(Data records)
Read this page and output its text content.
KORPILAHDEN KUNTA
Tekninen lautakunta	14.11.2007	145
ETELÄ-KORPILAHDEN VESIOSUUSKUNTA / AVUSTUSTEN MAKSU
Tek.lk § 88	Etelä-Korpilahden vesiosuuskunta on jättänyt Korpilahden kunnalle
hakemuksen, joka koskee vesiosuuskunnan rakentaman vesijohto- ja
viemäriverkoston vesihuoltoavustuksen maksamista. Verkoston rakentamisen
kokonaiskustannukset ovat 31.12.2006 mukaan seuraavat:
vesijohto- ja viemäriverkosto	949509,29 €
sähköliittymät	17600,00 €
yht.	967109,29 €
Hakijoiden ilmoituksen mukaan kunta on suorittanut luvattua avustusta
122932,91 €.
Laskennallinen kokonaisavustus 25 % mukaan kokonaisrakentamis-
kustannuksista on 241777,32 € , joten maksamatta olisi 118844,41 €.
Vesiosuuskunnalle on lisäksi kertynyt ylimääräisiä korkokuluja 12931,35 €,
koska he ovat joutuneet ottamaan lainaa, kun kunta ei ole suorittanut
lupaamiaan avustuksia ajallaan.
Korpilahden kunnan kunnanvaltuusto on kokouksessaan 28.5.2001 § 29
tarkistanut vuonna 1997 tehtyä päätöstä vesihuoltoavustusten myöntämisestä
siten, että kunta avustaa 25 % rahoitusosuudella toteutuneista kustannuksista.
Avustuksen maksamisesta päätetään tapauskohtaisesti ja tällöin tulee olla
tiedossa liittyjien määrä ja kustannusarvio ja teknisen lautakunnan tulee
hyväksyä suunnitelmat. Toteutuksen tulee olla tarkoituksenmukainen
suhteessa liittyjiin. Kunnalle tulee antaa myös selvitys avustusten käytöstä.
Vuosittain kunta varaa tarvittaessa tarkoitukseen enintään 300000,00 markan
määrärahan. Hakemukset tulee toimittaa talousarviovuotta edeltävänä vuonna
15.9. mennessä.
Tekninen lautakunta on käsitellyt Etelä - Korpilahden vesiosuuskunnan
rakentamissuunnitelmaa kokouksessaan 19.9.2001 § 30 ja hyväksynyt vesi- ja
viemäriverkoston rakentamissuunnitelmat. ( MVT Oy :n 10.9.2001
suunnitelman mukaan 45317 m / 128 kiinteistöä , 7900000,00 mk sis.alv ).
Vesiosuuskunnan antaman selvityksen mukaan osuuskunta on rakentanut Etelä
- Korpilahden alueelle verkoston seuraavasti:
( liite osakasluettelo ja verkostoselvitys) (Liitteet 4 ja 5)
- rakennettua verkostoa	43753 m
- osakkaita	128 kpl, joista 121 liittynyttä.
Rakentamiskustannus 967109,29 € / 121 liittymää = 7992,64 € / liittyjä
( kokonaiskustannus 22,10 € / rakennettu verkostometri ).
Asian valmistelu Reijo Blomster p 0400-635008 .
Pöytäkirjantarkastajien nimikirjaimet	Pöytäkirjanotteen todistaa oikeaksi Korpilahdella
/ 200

**What is being asked**
Filter the listing above for the string "lautakunta" and copy every matching line.

**Answer to this exercise**
Tekninen lautakunta	14.11.2007	145
Tekninen lautakunta on käsitellyt Etelä - Korpilahden vesiosuuskunnan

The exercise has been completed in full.